**Set task**
Repeat every record exactly, but keep images out of the copy.

● ● ● ● ● ● ●

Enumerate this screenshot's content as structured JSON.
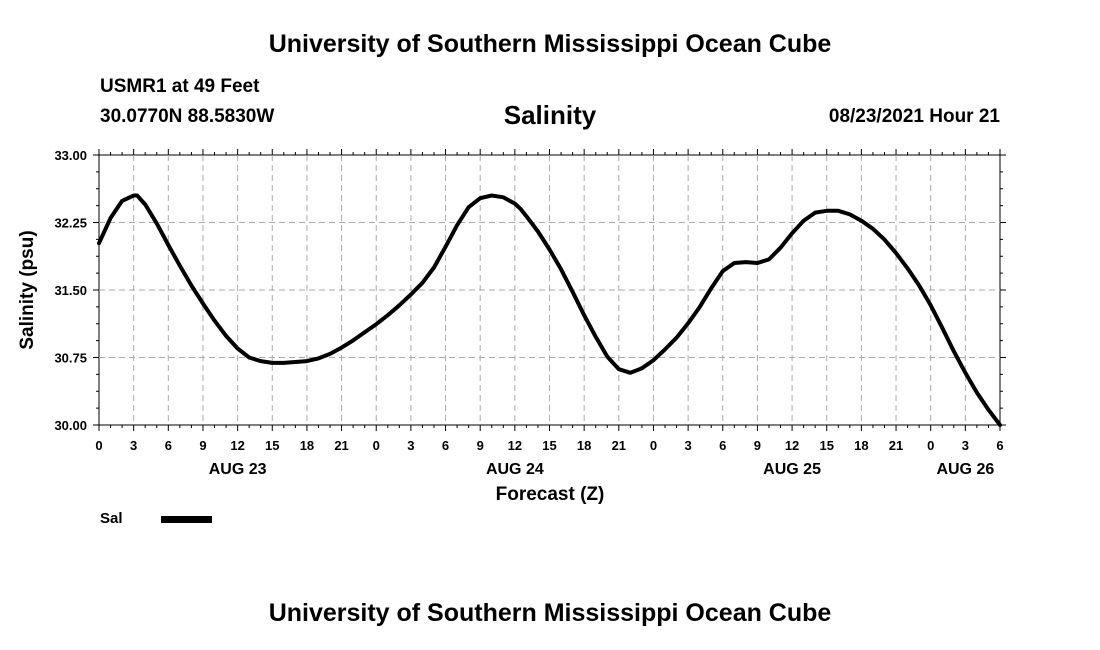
{
  "header": {
    "title": "University of Southern Mississippi Ocean Cube",
    "station": "USMR1 at 49 Feet",
    "coordinates": "30.0770N  88.5830W",
    "variable": "Salinity",
    "datetime": "08/23/2021 Hour 21"
  },
  "footer": {
    "title": "University of Southern Mississippi Ocean Cube"
  },
  "legend": {
    "label": "Sal"
  },
  "chart_data": {
    "type": "line",
    "title": "Salinity",
    "xlabel": "Forecast (Z)",
    "ylabel": "Salinity (psu)",
    "ylim": [
      30.0,
      33.0
    ],
    "yticks": [
      "30.00",
      "30.75",
      "31.50",
      "32.25",
      "33.00"
    ],
    "xlim": [
      0,
      78
    ],
    "xticks": [
      "0",
      "3",
      "6",
      "9",
      "12",
      "15",
      "18",
      "21",
      "0",
      "3",
      "6",
      "9",
      "12",
      "15",
      "18",
      "21",
      "0",
      "3",
      "6",
      "9",
      "12",
      "15",
      "18",
      "21",
      "0",
      "3",
      "6"
    ],
    "day_labels": [
      {
        "hour": 12,
        "label": "AUG 23"
      },
      {
        "hour": 36,
        "label": "AUG 24"
      },
      {
        "hour": 60,
        "label": "AUG 25"
      },
      {
        "hour": 75,
        "label": "AUG 26"
      }
    ],
    "grid": true,
    "series": [
      {
        "name": "Sal",
        "x": [
          0,
          1,
          2,
          3,
          3.3,
          4,
          5,
          6,
          7,
          8,
          9,
          10,
          11,
          12,
          13,
          14,
          15,
          16,
          17,
          18,
          19,
          20,
          21,
          22,
          23,
          24,
          25,
          26,
          27,
          28,
          29,
          30,
          31,
          32,
          33,
          34,
          35,
          36,
          36.5,
          37,
          38,
          39,
          40,
          41,
          42,
          43,
          44,
          45,
          46,
          47,
          48,
          49,
          50,
          51,
          52,
          53,
          54,
          55,
          56,
          57,
          58,
          59,
          60,
          61,
          62,
          63,
          64,
          65,
          66,
          67,
          68,
          69,
          70,
          71,
          72,
          73,
          74,
          75,
          76,
          77,
          78
        ],
        "values": [
          32.02,
          32.3,
          32.49,
          32.55,
          32.55,
          32.45,
          32.24,
          32.0,
          31.77,
          31.55,
          31.35,
          31.16,
          30.99,
          30.85,
          30.75,
          30.71,
          30.69,
          30.69,
          30.7,
          30.71,
          30.74,
          30.79,
          30.86,
          30.94,
          31.03,
          31.12,
          31.22,
          31.33,
          31.45,
          31.58,
          31.75,
          31.98,
          32.22,
          32.42,
          32.52,
          32.55,
          32.53,
          32.46,
          32.4,
          32.32,
          32.15,
          31.95,
          31.73,
          31.48,
          31.22,
          30.98,
          30.76,
          30.62,
          30.58,
          30.63,
          30.72,
          30.84,
          30.97,
          31.13,
          31.31,
          31.52,
          31.71,
          31.8,
          31.81,
          31.8,
          31.84,
          31.97,
          32.13,
          32.27,
          32.36,
          32.38,
          32.38,
          32.34,
          32.27,
          32.18,
          32.06,
          31.91,
          31.74,
          31.55,
          31.33,
          31.08,
          30.82,
          30.58,
          30.36,
          30.17,
          30.0
        ],
        "color": "#000000"
      }
    ]
  }
}
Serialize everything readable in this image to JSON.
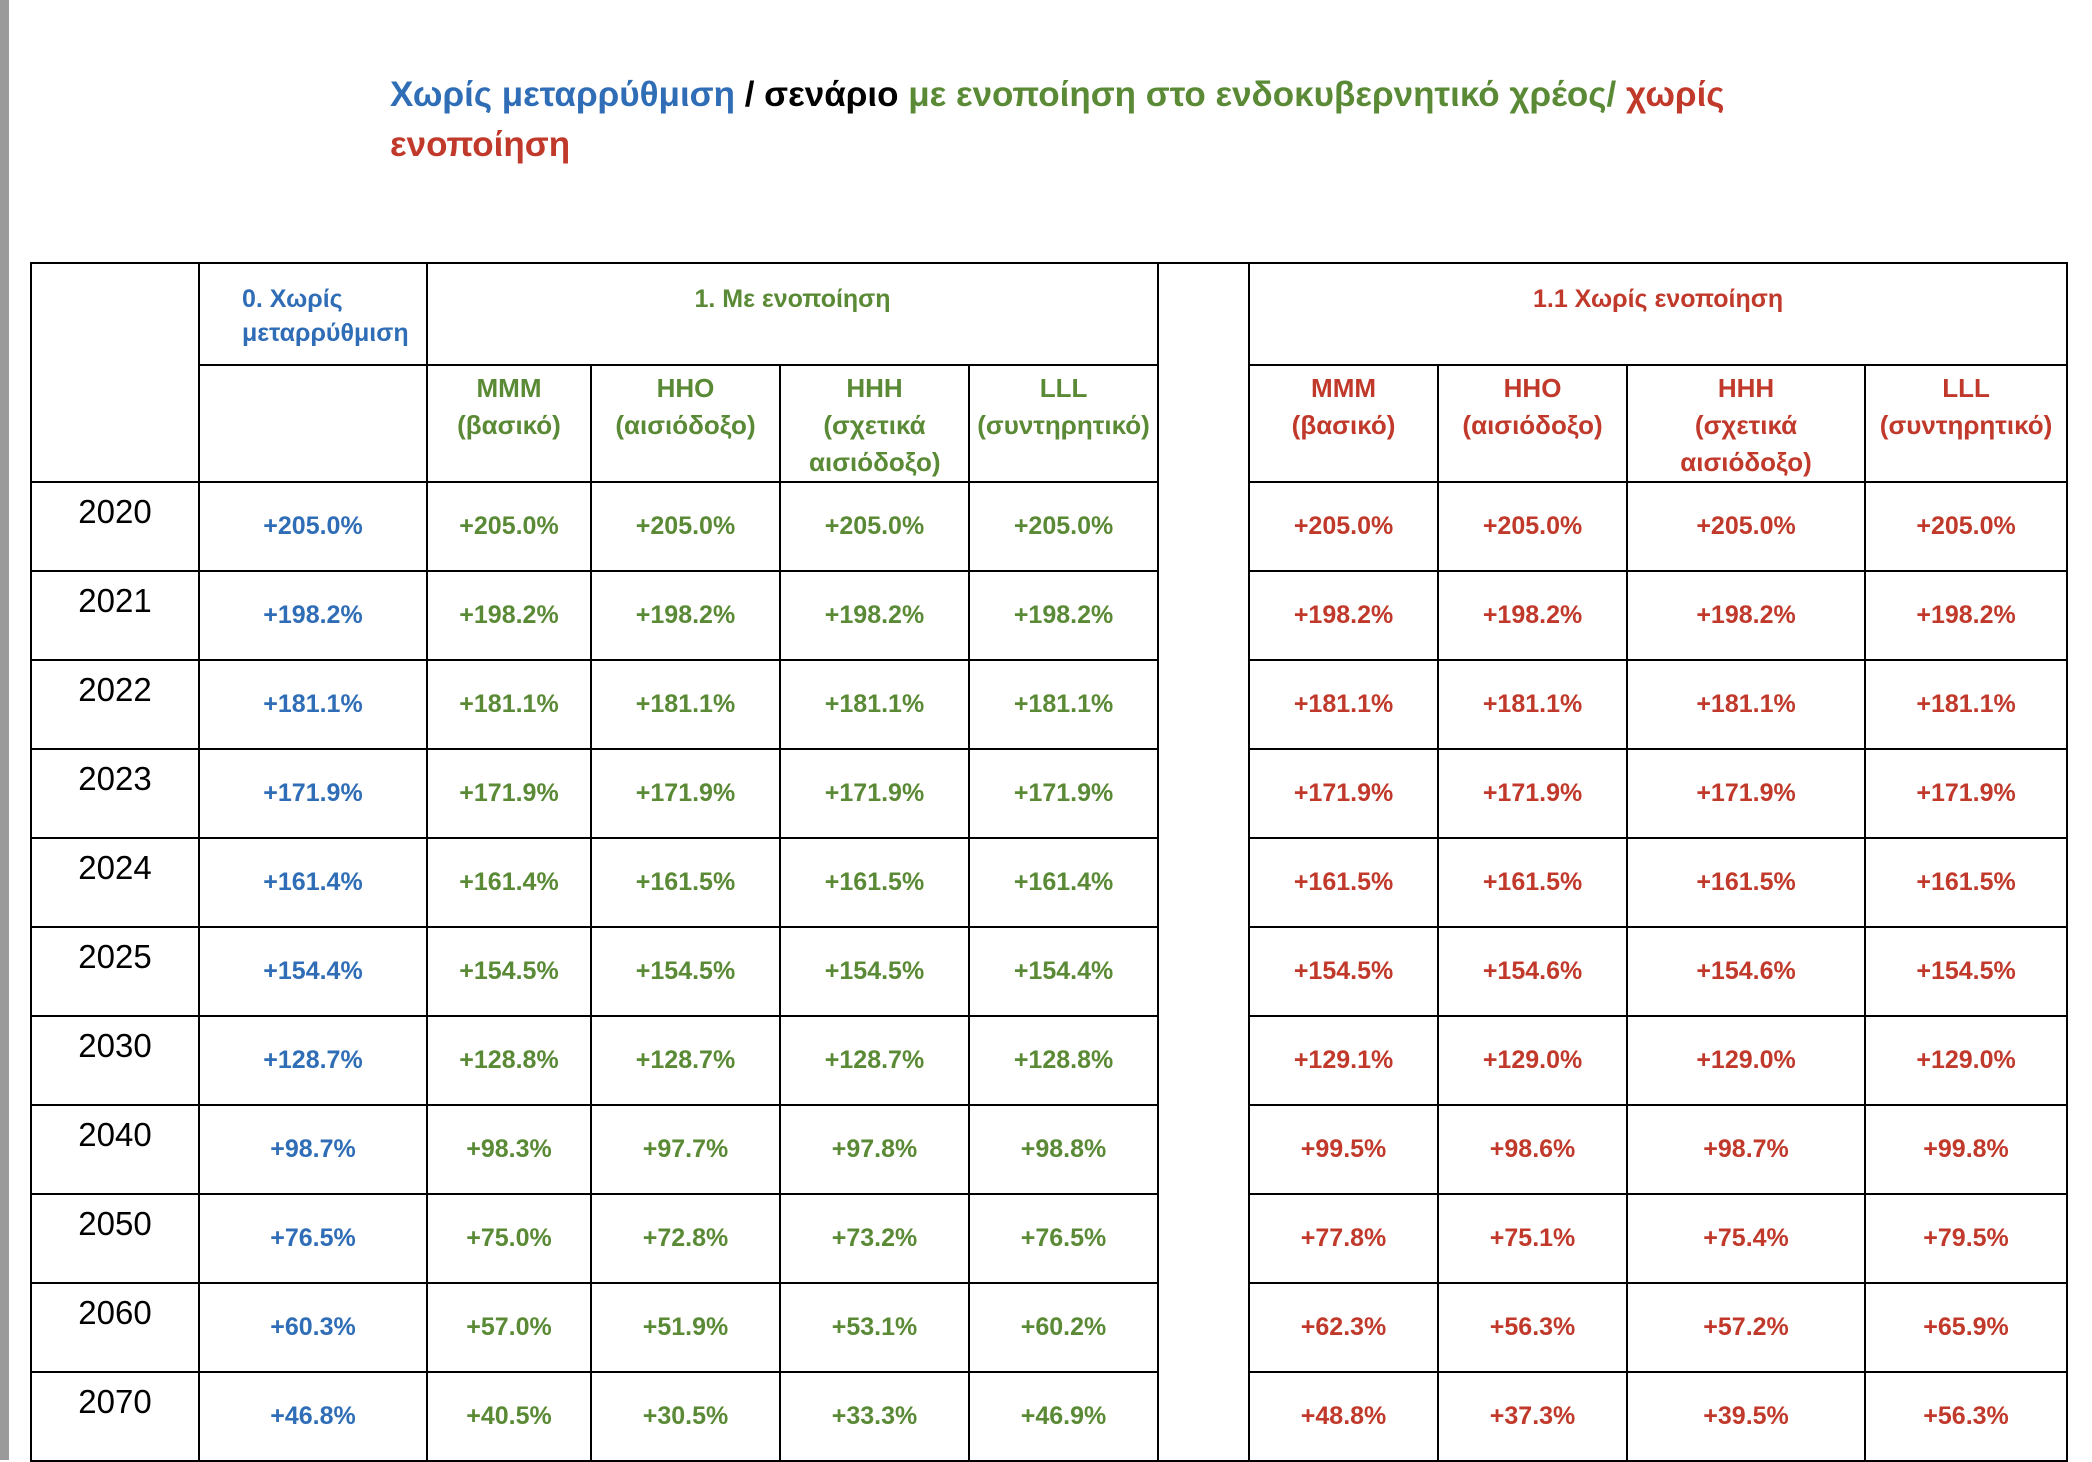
{
  "title": {
    "part1": "Χωρίς μεταρρύθμιση",
    "part2": " / σενάριο ",
    "part3": "με ενοποίηση στο ενδοκυβερνητικό χρέος/",
    "part4": " χωρίς ενοποίηση"
  },
  "colors": {
    "blue": "#2f6db6",
    "green": "#5a8a35",
    "red": "#c0392b",
    "black": "#000000"
  },
  "table": {
    "group_no_reform": "0. Χωρίς μεταρρύθμιση",
    "group_consolidation": "1. Με ενοποίηση",
    "group_no_consolidation": "1.1 Χωρίς ενοποίηση",
    "sub_headers": [
      {
        "code": "MMM",
        "desc": "(βασικό)"
      },
      {
        "code": "HHO",
        "desc": "(αισιόδοξο)"
      },
      {
        "code": "HHH",
        "desc": "(σχετικά αισιόδοξο)"
      },
      {
        "code": "LLL",
        "desc": "(συντηρητικό)"
      }
    ],
    "rows": [
      {
        "year": "2020",
        "no_reform": "+205.0%",
        "cons": [
          "+205.0%",
          "+205.0%",
          "+205.0%",
          "+205.0%"
        ],
        "nocons": [
          "+205.0%",
          "+205.0%",
          "+205.0%",
          "+205.0%"
        ]
      },
      {
        "year": "2021",
        "no_reform": "+198.2%",
        "cons": [
          "+198.2%",
          "+198.2%",
          "+198.2%",
          "+198.2%"
        ],
        "nocons": [
          "+198.2%",
          "+198.2%",
          "+198.2%",
          "+198.2%"
        ]
      },
      {
        "year": "2022",
        "no_reform": "+181.1%",
        "cons": [
          "+181.1%",
          "+181.1%",
          "+181.1%",
          "+181.1%"
        ],
        "nocons": [
          "+181.1%",
          "+181.1%",
          "+181.1%",
          "+181.1%"
        ]
      },
      {
        "year": "2023",
        "no_reform": "+171.9%",
        "cons": [
          "+171.9%",
          "+171.9%",
          "+171.9%",
          "+171.9%"
        ],
        "nocons": [
          "+171.9%",
          "+171.9%",
          "+171.9%",
          "+171.9%"
        ]
      },
      {
        "year": "2024",
        "no_reform": "+161.4%",
        "cons": [
          "+161.4%",
          "+161.5%",
          "+161.5%",
          "+161.4%"
        ],
        "nocons": [
          "+161.5%",
          "+161.5%",
          "+161.5%",
          "+161.5%"
        ]
      },
      {
        "year": "2025",
        "no_reform": "+154.4%",
        "cons": [
          "+154.5%",
          "+154.5%",
          "+154.5%",
          "+154.4%"
        ],
        "nocons": [
          "+154.5%",
          "+154.6%",
          "+154.6%",
          "+154.5%"
        ]
      },
      {
        "year": "2030",
        "no_reform": "+128.7%",
        "cons": [
          "+128.8%",
          "+128.7%",
          "+128.7%",
          "+128.8%"
        ],
        "nocons": [
          "+129.1%",
          "+129.0%",
          "+129.0%",
          "+129.0%"
        ]
      },
      {
        "year": "2040",
        "no_reform": "+98.7%",
        "cons": [
          "+98.3%",
          "+97.7%",
          "+97.8%",
          "+98.8%"
        ],
        "nocons": [
          "+99.5%",
          "+98.6%",
          "+98.7%",
          "+99.8%"
        ]
      },
      {
        "year": "2050",
        "no_reform": "+76.5%",
        "cons": [
          "+75.0%",
          "+72.8%",
          "+73.2%",
          "+76.5%"
        ],
        "nocons": [
          "+77.8%",
          "+75.1%",
          "+75.4%",
          "+79.5%"
        ]
      },
      {
        "year": "2060",
        "no_reform": "+60.3%",
        "cons": [
          "+57.0%",
          "+51.9%",
          "+53.1%",
          "+60.2%"
        ],
        "nocons": [
          "+62.3%",
          "+56.3%",
          "+57.2%",
          "+65.9%"
        ]
      },
      {
        "year": "2070",
        "no_reform": "+46.8%",
        "cons": [
          "+40.5%",
          "+30.5%",
          "+33.3%",
          "+46.9%"
        ],
        "nocons": [
          "+48.8%",
          "+37.3%",
          "+39.5%",
          "+56.3%"
        ]
      }
    ]
  }
}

● ● ● ● ● ● ●

**The solution**
Enumerate this screenshot's content as structured JSON.
{
  "header": {
    "title": "University of Southern Mississippi Ocean Cube",
    "station": "USMR1 at 49 Feet",
    "coordinates": "30.0770N  88.5830W",
    "variable": "Salinity",
    "datetime": "08/23/2021 Hour 21"
  },
  "footer": {
    "title": "University of Southern Mississippi Ocean Cube"
  },
  "legend": {
    "label": "Sal"
  },
  "chart_data": {
    "type": "line",
    "title": "Salinity",
    "xlabel": "Forecast (Z)",
    "ylabel": "Salinity (psu)",
    "ylim": [
      30.0,
      33.0
    ],
    "yticks": [
      "30.00",
      "30.75",
      "31.50",
      "32.25",
      "33.00"
    ],
    "xlim": [
      0,
      78
    ],
    "xticks": [
      "0",
      "3",
      "6",
      "9",
      "12",
      "15",
      "18",
      "21",
      "0",
      "3",
      "6",
      "9",
      "12",
      "15",
      "18",
      "21",
      "0",
      "3",
      "6",
      "9",
      "12",
      "15",
      "18",
      "21",
      "0",
      "3",
      "6"
    ],
    "day_labels": [
      {
        "hour": 12,
        "label": "AUG 23"
      },
      {
        "hour": 36,
        "label": "AUG 24"
      },
      {
        "hour": 60,
        "label": "AUG 25"
      },
      {
        "hour": 75,
        "label": "AUG 26"
      }
    ],
    "grid": true,
    "series": [
      {
        "name": "Sal",
        "x": [
          0,
          1,
          2,
          3,
          3.3,
          4,
          5,
          6,
          7,
          8,
          9,
          10,
          11,
          12,
          13,
          14,
          15,
          16,
          17,
          18,
          19,
          20,
          21,
          22,
          23,
          24,
          25,
          26,
          27,
          28,
          29,
          30,
          31,
          32,
          33,
          34,
          35,
          36,
          36.5,
          37,
          38,
          39,
          40,
          41,
          42,
          43,
          44,
          45,
          46,
          47,
          48,
          49,
          50,
          51,
          52,
          53,
          54,
          55,
          56,
          57,
          58,
          59,
          60,
          61,
          62,
          63,
          64,
          65,
          66,
          67,
          68,
          69,
          70,
          71,
          72,
          73,
          74,
          75,
          76,
          77,
          78
        ],
        "values": [
          32.02,
          32.3,
          32.49,
          32.55,
          32.55,
          32.45,
          32.24,
          32.0,
          31.77,
          31.55,
          31.35,
          31.16,
          30.99,
          30.85,
          30.75,
          30.71,
          30.69,
          30.69,
          30.7,
          30.71,
          30.74,
          30.79,
          30.86,
          30.94,
          31.03,
          31.12,
          31.22,
          31.33,
          31.45,
          31.58,
          31.75,
          31.98,
          32.22,
          32.42,
          32.52,
          32.55,
          32.53,
          32.46,
          32.4,
          32.32,
          32.15,
          31.95,
          31.73,
          31.48,
          31.22,
          30.98,
          30.76,
          30.62,
          30.58,
          30.63,
          30.72,
          30.84,
          30.97,
          31.13,
          31.31,
          31.52,
          31.71,
          31.8,
          31.81,
          31.8,
          31.84,
          31.97,
          32.13,
          32.27,
          32.36,
          32.38,
          32.38,
          32.34,
          32.27,
          32.18,
          32.06,
          31.91,
          31.74,
          31.55,
          31.33,
          31.08,
          30.82,
          30.58,
          30.36,
          30.17,
          30.0
        ],
        "color": "#000000"
      }
    ]
  }
}
Serialize everything readable in this image to JSON.
{
  "title": {
    "part1": "Χωρίς μεταρρύθμιση",
    "part2": " / σενάριο ",
    "part3": "με ενοποίηση στο ενδοκυβερνητικό χρέος/",
    "part4": " χωρίς ενοποίηση"
  },
  "colors": {
    "blue": "#2f6db6",
    "green": "#5a8a35",
    "red": "#c0392b",
    "black": "#000000"
  },
  "table": {
    "group_no_reform": "0. Χωρίς μεταρρύθμιση",
    "group_consolidation": "1. Με ενοποίηση",
    "group_no_consolidation": "1.1 Χωρίς ενοποίηση",
    "sub_headers": [
      {
        "code": "MMM",
        "desc": "(βασικό)"
      },
      {
        "code": "HHO",
        "desc": "(αισιόδοξο)"
      },
      {
        "code": "HHH",
        "desc": "(σχετικά αισιόδοξο)"
      },
      {
        "code": "LLL",
        "desc": "(συντηρητικό)"
      }
    ],
    "rows": [
      {
        "year": "2020",
        "no_reform": "+205.0%",
        "cons": [
          "+205.0%",
          "+205.0%",
          "+205.0%",
          "+205.0%"
        ],
        "nocons": [
          "+205.0%",
          "+205.0%",
          "+205.0%",
          "+205.0%"
        ]
      },
      {
        "year": "2021",
        "no_reform": "+198.2%",
        "cons": [
          "+198.2%",
          "+198.2%",
          "+198.2%",
          "+198.2%"
        ],
        "nocons": [
          "+198.2%",
          "+198.2%",
          "+198.2%",
          "+198.2%"
        ]
      },
      {
        "year": "2022",
        "no_reform": "+181.1%",
        "cons": [
          "+181.1%",
          "+181.1%",
          "+181.1%",
          "+181.1%"
        ],
        "nocons": [
          "+181.1%",
          "+181.1%",
          "+181.1%",
          "+181.1%"
        ]
      },
      {
        "year": "2023",
        "no_reform": "+171.9%",
        "cons": [
          "+171.9%",
          "+171.9%",
          "+171.9%",
          "+171.9%"
        ],
        "nocons": [
          "+171.9%",
          "+171.9%",
          "+171.9%",
          "+171.9%"
        ]
      },
      {
        "year": "2024",
        "no_reform": "+161.4%",
        "cons": [
          "+161.4%",
          "+161.5%",
          "+161.5%",
          "+161.4%"
        ],
        "nocons": [
          "+161.5%",
          "+161.5%",
          "+161.5%",
          "+161.5%"
        ]
      },
      {
        "year": "2025",
        "no_reform": "+154.4%",
        "cons": [
          "+154.5%",
          "+154.5%",
          "+154.5%",
          "+154.4%"
        ],
        "nocons": [
          "+154.5%",
          "+154.6%",
          "+154.6%",
          "+154.5%"
        ]
      },
      {
        "year": "2030",
        "no_reform": "+128.7%",
        "cons": [
          "+128.8%",
          "+128.7%",
          "+128.7%",
          "+128.8%"
        ],
        "nocons": [
          "+129.1%",
          "+129.0%",
          "+129.0%",
          "+129.0%"
        ]
      },
      {
        "year": "2040",
        "no_reform": "+98.7%",
        "cons": [
          "+98.3%",
          "+97.7%",
          "+97.8%",
          "+98.8%"
        ],
        "nocons": [
          "+99.5%",
          "+98.6%",
          "+98.7%",
          "+99.8%"
        ]
      },
      {
        "year": "2050",
        "no_reform": "+76.5%",
        "cons": [
          "+75.0%",
          "+72.8%",
          "+73.2%",
          "+76.5%"
        ],
        "nocons": [
          "+77.8%",
          "+75.1%",
          "+75.4%",
          "+79.5%"
        ]
      },
      {
        "year": "2060",
        "no_reform": "+60.3%",
        "cons": [
          "+57.0%",
          "+51.9%",
          "+53.1%",
          "+60.2%"
        ],
        "nocons": [
          "+62.3%",
          "+56.3%",
          "+57.2%",
          "+65.9%"
        ]
      },
      {
        "year": "2070",
        "no_reform": "+46.8%",
        "cons": [
          "+40.5%",
          "+30.5%",
          "+33.3%",
          "+46.9%"
        ],
        "nocons": [
          "+48.8%",
          "+37.3%",
          "+39.5%",
          "+56.3%"
        ]
      }
    ]
  }
}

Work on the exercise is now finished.